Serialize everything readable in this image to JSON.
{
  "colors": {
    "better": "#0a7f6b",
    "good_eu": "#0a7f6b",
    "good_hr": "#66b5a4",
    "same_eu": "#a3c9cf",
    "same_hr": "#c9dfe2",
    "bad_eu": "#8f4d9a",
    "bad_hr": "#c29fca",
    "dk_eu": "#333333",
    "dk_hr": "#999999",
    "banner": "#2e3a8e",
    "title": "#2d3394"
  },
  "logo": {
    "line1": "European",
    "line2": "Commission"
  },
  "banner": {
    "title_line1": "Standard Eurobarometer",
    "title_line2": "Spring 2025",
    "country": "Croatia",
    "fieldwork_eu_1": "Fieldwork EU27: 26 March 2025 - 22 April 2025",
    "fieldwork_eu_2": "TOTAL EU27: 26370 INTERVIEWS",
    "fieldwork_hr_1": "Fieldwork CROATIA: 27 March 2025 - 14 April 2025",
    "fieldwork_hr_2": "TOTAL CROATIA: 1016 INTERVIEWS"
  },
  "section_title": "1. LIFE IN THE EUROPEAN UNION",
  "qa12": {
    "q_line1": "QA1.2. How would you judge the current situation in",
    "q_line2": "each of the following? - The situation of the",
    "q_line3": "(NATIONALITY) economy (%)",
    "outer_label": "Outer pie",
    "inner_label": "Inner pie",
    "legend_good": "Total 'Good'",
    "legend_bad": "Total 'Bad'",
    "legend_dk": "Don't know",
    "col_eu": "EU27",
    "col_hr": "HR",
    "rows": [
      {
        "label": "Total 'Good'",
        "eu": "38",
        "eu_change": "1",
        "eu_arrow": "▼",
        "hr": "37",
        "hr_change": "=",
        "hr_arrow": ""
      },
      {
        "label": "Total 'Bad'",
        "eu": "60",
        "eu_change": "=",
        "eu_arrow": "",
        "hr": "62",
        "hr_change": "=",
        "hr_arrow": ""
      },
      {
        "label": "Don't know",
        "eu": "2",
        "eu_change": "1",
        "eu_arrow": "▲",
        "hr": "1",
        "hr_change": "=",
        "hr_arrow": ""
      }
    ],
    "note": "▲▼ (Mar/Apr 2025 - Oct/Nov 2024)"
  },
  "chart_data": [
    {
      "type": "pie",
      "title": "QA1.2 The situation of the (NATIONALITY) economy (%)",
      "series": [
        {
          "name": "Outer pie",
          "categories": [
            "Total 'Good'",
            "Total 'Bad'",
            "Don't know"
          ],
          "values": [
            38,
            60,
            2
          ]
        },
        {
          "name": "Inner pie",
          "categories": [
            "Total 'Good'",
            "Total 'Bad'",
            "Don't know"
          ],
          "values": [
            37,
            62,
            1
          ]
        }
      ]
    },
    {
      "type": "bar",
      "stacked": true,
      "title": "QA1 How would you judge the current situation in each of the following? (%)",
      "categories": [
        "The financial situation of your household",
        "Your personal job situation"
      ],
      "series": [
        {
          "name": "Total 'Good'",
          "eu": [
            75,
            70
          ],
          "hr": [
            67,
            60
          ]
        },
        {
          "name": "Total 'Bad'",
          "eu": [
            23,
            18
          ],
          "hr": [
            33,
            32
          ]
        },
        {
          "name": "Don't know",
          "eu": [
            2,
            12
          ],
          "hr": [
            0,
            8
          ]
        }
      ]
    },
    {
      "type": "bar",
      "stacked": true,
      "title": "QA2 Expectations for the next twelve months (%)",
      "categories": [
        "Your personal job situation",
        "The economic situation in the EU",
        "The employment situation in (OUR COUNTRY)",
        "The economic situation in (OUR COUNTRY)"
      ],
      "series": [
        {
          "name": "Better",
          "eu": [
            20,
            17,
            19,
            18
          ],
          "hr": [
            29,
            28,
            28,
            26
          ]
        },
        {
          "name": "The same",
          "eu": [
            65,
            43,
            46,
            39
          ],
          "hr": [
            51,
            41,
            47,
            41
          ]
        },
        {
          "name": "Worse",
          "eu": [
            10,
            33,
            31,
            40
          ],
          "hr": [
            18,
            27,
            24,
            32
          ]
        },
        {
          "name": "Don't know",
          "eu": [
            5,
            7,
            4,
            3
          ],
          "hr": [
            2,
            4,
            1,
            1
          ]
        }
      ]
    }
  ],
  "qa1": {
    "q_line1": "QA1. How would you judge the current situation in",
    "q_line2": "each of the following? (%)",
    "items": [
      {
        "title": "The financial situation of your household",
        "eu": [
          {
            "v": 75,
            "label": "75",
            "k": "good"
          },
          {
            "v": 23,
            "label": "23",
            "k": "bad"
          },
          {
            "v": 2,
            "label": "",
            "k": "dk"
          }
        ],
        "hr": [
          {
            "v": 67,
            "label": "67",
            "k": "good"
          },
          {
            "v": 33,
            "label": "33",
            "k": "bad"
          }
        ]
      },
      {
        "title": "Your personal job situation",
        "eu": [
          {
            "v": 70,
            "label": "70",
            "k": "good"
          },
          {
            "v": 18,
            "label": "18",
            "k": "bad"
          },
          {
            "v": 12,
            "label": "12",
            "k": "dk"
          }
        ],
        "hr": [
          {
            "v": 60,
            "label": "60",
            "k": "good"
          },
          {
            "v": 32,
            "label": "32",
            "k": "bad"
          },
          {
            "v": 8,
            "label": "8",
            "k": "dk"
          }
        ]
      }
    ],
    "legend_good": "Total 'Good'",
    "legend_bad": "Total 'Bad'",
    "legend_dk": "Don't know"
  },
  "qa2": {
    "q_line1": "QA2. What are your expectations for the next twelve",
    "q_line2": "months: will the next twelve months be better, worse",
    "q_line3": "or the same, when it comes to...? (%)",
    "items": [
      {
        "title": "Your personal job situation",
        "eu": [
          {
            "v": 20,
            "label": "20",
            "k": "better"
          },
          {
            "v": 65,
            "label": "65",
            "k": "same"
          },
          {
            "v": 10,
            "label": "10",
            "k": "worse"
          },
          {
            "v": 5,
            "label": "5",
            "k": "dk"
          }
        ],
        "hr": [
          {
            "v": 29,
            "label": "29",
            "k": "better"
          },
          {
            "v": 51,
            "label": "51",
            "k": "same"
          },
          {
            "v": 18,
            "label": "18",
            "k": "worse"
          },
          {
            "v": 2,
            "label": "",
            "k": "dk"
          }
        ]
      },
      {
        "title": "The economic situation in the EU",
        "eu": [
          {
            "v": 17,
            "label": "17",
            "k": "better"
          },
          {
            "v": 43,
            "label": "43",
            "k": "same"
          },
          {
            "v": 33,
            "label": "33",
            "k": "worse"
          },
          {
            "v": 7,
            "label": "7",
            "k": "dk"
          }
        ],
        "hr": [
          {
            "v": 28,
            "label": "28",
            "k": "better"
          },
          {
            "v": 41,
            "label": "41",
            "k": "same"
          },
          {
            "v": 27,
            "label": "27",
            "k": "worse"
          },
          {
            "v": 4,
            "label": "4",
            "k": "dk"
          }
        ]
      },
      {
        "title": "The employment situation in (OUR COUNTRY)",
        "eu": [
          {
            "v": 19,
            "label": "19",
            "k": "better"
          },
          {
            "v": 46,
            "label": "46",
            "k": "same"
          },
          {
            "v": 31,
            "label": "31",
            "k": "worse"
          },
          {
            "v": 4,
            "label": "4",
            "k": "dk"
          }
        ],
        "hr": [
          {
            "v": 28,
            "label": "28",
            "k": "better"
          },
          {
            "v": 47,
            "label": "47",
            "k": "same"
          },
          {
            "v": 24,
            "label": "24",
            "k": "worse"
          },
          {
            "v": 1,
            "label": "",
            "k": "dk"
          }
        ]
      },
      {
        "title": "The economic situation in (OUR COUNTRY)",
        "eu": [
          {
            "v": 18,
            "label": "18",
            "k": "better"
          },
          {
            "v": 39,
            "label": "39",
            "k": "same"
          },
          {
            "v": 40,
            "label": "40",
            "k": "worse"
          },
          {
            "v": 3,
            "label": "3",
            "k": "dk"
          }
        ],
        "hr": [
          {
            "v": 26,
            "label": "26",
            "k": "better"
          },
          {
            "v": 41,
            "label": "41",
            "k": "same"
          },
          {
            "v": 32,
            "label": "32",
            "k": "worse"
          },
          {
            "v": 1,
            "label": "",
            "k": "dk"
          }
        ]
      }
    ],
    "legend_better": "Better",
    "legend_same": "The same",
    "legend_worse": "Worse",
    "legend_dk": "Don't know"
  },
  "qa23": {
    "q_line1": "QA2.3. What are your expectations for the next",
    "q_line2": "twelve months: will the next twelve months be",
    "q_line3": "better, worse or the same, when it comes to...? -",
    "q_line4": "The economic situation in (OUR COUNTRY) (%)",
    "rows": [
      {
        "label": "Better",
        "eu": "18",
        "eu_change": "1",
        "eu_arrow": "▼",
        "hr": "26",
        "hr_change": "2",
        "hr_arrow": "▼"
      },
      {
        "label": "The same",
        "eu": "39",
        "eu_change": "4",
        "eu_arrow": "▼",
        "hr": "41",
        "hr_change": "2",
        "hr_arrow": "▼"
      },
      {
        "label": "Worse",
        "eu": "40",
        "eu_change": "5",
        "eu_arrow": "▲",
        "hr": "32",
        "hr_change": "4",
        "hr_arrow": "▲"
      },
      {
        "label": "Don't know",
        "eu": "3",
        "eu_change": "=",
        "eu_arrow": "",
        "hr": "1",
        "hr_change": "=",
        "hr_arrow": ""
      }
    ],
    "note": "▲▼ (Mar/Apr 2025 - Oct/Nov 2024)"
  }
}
--
* _WHAT YOU WILL DO_: Extract, from the listing above, every line where the string "employment" occurs.

* _TASK OUTPUT_:
        "The employment situation in (OUR COUNTRY)",
        "title": "The employment situation in (OUR COUNTRY)",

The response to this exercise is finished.